> _The problem_:
For every line in the records that has the word "building", make a copy.

Stored records:
## Begin

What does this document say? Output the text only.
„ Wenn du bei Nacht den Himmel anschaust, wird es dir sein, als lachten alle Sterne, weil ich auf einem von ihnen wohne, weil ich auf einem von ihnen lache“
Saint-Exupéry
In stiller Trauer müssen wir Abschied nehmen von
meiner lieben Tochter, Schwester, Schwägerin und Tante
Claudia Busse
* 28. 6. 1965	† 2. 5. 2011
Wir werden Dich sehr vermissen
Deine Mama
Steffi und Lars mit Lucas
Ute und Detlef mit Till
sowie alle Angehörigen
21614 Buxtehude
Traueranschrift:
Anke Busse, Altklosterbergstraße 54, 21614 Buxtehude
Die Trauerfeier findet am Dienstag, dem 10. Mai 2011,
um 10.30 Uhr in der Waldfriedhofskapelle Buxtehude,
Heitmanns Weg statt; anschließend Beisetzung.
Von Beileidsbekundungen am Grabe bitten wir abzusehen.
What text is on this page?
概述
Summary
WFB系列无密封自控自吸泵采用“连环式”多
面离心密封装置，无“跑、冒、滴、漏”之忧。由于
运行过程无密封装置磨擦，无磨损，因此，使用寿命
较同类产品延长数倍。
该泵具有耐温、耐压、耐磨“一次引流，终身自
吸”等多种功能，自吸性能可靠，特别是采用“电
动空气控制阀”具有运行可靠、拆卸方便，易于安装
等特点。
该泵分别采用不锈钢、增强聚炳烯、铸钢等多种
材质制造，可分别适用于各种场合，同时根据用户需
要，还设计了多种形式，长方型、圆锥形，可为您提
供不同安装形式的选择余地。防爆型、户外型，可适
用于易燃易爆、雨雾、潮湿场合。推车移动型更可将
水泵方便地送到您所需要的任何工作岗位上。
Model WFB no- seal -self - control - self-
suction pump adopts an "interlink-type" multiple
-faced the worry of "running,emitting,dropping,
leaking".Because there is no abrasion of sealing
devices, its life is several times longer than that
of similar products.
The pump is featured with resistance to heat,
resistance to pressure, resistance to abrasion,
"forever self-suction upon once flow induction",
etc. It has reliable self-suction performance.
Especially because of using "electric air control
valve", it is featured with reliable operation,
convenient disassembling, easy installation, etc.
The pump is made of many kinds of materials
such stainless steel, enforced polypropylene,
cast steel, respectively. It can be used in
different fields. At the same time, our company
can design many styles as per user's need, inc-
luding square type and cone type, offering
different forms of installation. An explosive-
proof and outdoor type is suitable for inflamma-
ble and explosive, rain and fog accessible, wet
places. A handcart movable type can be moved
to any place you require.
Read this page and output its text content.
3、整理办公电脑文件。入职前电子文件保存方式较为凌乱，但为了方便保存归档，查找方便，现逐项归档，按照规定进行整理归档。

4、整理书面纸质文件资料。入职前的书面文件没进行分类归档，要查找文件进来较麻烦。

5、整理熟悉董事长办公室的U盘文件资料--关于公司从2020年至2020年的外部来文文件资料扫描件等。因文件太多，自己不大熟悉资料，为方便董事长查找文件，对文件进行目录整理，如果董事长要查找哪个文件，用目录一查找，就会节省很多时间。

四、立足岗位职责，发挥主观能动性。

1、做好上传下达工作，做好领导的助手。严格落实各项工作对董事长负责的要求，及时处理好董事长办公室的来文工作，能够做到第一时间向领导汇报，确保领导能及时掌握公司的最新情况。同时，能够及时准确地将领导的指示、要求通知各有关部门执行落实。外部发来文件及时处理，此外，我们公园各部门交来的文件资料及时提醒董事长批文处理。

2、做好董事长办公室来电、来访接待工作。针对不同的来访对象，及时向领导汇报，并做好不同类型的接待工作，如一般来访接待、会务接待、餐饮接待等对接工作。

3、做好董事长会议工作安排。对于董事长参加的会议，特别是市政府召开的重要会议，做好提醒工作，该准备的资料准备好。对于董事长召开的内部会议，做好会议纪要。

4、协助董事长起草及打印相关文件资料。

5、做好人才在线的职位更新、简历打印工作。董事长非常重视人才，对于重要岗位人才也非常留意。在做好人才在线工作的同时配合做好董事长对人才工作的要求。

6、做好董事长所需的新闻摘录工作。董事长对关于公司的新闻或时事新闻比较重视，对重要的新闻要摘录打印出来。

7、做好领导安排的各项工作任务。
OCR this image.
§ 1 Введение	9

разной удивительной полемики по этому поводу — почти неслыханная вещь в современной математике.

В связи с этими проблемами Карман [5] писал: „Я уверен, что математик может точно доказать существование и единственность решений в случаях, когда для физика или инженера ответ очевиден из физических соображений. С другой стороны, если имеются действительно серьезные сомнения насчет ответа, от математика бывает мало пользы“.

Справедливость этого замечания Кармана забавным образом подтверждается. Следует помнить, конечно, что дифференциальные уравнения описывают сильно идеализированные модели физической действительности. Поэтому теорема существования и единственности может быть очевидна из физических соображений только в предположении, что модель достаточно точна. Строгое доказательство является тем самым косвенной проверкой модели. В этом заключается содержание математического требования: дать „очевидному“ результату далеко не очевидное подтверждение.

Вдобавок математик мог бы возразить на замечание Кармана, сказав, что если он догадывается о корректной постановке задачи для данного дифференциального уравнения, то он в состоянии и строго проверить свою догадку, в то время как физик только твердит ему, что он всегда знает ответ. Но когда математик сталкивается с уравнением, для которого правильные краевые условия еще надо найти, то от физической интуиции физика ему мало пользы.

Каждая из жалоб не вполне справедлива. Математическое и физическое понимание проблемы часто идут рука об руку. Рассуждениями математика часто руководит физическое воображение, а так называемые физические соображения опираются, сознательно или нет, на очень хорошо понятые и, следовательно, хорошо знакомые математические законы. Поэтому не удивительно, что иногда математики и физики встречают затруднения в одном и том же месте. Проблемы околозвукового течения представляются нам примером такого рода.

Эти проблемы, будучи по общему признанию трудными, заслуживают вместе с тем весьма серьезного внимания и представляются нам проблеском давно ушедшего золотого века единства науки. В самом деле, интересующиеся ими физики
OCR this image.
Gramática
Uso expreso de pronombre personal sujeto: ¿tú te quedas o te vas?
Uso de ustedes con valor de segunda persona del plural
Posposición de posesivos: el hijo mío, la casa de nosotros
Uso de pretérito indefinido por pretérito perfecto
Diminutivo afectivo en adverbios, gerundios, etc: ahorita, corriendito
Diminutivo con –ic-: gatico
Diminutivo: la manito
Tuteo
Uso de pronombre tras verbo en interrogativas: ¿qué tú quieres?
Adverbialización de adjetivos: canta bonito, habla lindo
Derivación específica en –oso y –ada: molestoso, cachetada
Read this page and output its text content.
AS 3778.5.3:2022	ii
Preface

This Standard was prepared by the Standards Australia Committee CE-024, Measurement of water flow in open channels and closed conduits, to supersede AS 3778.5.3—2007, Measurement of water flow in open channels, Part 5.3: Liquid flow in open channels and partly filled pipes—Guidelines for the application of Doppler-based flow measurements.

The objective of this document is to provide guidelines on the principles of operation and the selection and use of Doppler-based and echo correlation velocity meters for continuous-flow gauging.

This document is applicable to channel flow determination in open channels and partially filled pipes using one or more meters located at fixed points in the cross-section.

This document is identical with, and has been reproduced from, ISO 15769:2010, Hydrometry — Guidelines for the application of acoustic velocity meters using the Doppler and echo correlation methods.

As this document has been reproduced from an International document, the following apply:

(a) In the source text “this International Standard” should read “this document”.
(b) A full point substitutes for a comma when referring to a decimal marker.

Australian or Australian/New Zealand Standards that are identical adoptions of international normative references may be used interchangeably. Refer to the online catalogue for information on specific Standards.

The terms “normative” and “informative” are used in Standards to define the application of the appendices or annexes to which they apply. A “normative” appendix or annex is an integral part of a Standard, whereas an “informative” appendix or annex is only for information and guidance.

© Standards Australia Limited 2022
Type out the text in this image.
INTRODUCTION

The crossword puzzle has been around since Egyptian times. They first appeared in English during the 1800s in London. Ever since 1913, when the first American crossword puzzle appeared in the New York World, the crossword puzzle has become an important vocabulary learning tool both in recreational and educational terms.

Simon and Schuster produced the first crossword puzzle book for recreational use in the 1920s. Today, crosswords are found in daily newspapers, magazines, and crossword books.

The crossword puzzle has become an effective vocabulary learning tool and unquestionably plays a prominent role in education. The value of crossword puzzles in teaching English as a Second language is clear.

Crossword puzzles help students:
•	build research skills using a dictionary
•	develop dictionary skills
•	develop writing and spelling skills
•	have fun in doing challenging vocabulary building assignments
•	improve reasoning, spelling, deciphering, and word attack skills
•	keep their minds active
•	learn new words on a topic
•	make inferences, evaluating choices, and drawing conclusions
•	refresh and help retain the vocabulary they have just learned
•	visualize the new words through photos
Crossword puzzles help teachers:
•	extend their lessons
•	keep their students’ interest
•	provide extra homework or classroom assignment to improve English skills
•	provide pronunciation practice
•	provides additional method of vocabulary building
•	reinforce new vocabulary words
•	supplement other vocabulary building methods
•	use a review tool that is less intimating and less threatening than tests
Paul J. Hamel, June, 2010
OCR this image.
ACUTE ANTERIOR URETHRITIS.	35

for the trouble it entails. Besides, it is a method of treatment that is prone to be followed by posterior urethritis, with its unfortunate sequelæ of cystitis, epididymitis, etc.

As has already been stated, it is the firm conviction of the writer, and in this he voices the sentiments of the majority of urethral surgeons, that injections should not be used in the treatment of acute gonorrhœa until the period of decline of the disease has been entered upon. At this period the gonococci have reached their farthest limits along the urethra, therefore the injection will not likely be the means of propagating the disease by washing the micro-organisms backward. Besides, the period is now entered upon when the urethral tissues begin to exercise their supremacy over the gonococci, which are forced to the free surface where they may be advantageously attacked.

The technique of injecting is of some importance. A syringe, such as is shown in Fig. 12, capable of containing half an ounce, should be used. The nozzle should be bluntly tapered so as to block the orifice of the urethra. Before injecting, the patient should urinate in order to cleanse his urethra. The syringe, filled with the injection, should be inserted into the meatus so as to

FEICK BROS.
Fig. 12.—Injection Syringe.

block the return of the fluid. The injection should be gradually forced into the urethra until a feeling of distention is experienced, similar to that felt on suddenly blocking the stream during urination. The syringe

## End

> _Exercise output_:
•	have fun in doing challenging vocabulary building assignments
•	provides additional method of vocabulary building
•	supplement other vocabulary building methods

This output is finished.